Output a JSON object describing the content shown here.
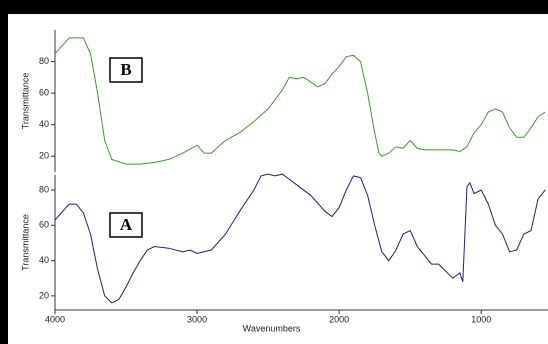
{
  "chart_data": [
    {
      "type": "line",
      "panel_label": "B",
      "ylabel": "Transmittance",
      "xlim": [
        4000,
        530
      ],
      "ylim": [
        10,
        100
      ],
      "yticks": [
        20,
        40,
        60,
        80
      ],
      "x": [
        4000,
        3900,
        3800,
        3750,
        3700,
        3650,
        3600,
        3500,
        3400,
        3300,
        3200,
        3100,
        3000,
        2950,
        2900,
        2800,
        2700,
        2600,
        2500,
        2400,
        2350,
        2300,
        2250,
        2200,
        2150,
        2100,
        2050,
        2000,
        1950,
        1900,
        1850,
        1800,
        1750,
        1720,
        1700,
        1650,
        1600,
        1550,
        1500,
        1450,
        1400,
        1300,
        1200,
        1150,
        1100,
        1050,
        1000,
        950,
        900,
        850,
        800,
        750,
        700,
        650,
        600,
        550
      ],
      "series": [
        {
          "color": "#3a9a2a",
          "values": [
            85,
            95,
            95,
            85,
            60,
            30,
            18,
            15,
            15,
            16,
            18,
            22,
            27,
            22,
            22,
            30,
            35,
            42,
            50,
            62,
            70,
            69,
            70,
            67,
            64,
            66,
            72,
            77,
            83,
            84,
            80,
            60,
            35,
            22,
            20,
            22,
            26,
            25,
            30,
            25,
            24,
            24,
            24,
            23,
            26,
            35,
            40,
            48,
            50,
            48,
            38,
            32,
            32,
            38,
            45,
            48
          ]
        }
      ]
    },
    {
      "type": "line",
      "panel_label": "A",
      "ylabel": "Transmittance",
      "xlabel": "Wavenumbers",
      "xlim": [
        4000,
        530
      ],
      "xticks": [
        4000,
        3000,
        2000,
        1000
      ],
      "ylim": [
        12,
        88.5
      ],
      "yticks": [
        20,
        40,
        60,
        80
      ],
      "x": [
        4000,
        3900,
        3850,
        3800,
        3750,
        3700,
        3650,
        3600,
        3550,
        3500,
        3450,
        3400,
        3350,
        3300,
        3200,
        3100,
        3050,
        3000,
        2900,
        2800,
        2700,
        2600,
        2550,
        2500,
        2450,
        2400,
        2350,
        2300,
        2200,
        2100,
        2050,
        2000,
        1950,
        1900,
        1850,
        1800,
        1750,
        1700,
        1650,
        1600,
        1550,
        1500,
        1450,
        1400,
        1350,
        1300,
        1250,
        1200,
        1150,
        1130,
        1100,
        1080,
        1050,
        1000,
        950,
        900,
        850,
        800,
        750,
        700,
        650,
        600,
        550
      ],
      "series": [
        {
          "color": "#1f1f7a",
          "values": [
            63,
            72,
            72,
            67,
            55,
            35,
            20,
            16,
            18,
            25,
            33,
            40,
            46,
            48,
            47,
            45,
            46,
            44,
            46,
            55,
            68,
            80,
            88,
            89,
            88,
            89,
            86,
            83,
            77,
            68,
            65,
            70,
            80,
            88,
            87,
            77,
            60,
            45,
            40,
            46,
            55,
            57,
            48,
            43,
            38,
            38,
            34,
            30,
            33,
            28,
            82,
            84,
            78,
            80,
            72,
            60,
            55,
            45,
            46,
            55,
            57,
            75,
            80
          ]
        }
      ]
    }
  ]
}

◇ ◇ ◇ ◇ ◇

INSTRUCTIONS TO FOLLOW: Every line of text is to be repeated exactly; pictures are left out.

WORKED SOLUTION:
Output a JSON object describing the content shown here.
{
  "chart_data": [
    {
      "type": "line",
      "panel_label": "B",
      "ylabel": "Transmittance",
      "xlim": [
        4000,
        530
      ],
      "ylim": [
        10,
        100
      ],
      "yticks": [
        20,
        40,
        60,
        80
      ],
      "x": [
        4000,
        3900,
        3800,
        3750,
        3700,
        3650,
        3600,
        3500,
        3400,
        3300,
        3200,
        3100,
        3000,
        2950,
        2900,
        2800,
        2700,
        2600,
        2500,
        2400,
        2350,
        2300,
        2250,
        2200,
        2150,
        2100,
        2050,
        2000,
        1950,
        1900,
        1850,
        1800,
        1750,
        1720,
        1700,
        1650,
        1600,
        1550,
        1500,
        1450,
        1400,
        1300,
        1200,
        1150,
        1100,
        1050,
        1000,
        950,
        900,
        850,
        800,
        750,
        700,
        650,
        600,
        550
      ],
      "series": [
        {
          "color": "#3a9a2a",
          "values": [
            85,
            95,
            95,
            85,
            60,
            30,
            18,
            15,
            15,
            16,
            18,
            22,
            27,
            22,
            22,
            30,
            35,
            42,
            50,
            62,
            70,
            69,
            70,
            67,
            64,
            66,
            72,
            77,
            83,
            84,
            80,
            60,
            35,
            22,
            20,
            22,
            26,
            25,
            30,
            25,
            24,
            24,
            24,
            23,
            26,
            35,
            40,
            48,
            50,
            48,
            38,
            32,
            32,
            38,
            45,
            48
          ]
        }
      ]
    },
    {
      "type": "line",
      "panel_label": "A",
      "ylabel": "Transmittance",
      "xlabel": "Wavenumbers",
      "xlim": [
        4000,
        530
      ],
      "xticks": [
        4000,
        3000,
        2000,
        1000
      ],
      "ylim": [
        12,
        88.5
      ],
      "yticks": [
        20,
        40,
        60,
        80
      ],
      "x": [
        4000,
        3900,
        3850,
        3800,
        3750,
        3700,
        3650,
        3600,
        3550,
        3500,
        3450,
        3400,
        3350,
        3300,
        3200,
        3100,
        3050,
        3000,
        2900,
        2800,
        2700,
        2600,
        2550,
        2500,
        2450,
        2400,
        2350,
        2300,
        2200,
        2100,
        2050,
        2000,
        1950,
        1900,
        1850,
        1800,
        1750,
        1700,
        1650,
        1600,
        1550,
        1500,
        1450,
        1400,
        1350,
        1300,
        1250,
        1200,
        1150,
        1130,
        1100,
        1080,
        1050,
        1000,
        950,
        900,
        850,
        800,
        750,
        700,
        650,
        600,
        550
      ],
      "series": [
        {
          "color": "#1f1f7a",
          "values": [
            63,
            72,
            72,
            67,
            55,
            35,
            20,
            16,
            18,
            25,
            33,
            40,
            46,
            48,
            47,
            45,
            46,
            44,
            46,
            55,
            68,
            80,
            88,
            89,
            88,
            89,
            86,
            83,
            77,
            68,
            65,
            70,
            80,
            88,
            87,
            77,
            60,
            45,
            40,
            46,
            55,
            57,
            48,
            43,
            38,
            38,
            34,
            30,
            33,
            28,
            82,
            84,
            78,
            80,
            72,
            60,
            55,
            45,
            46,
            55,
            57,
            75,
            80
          ]
        }
      ]
    }
  ]
}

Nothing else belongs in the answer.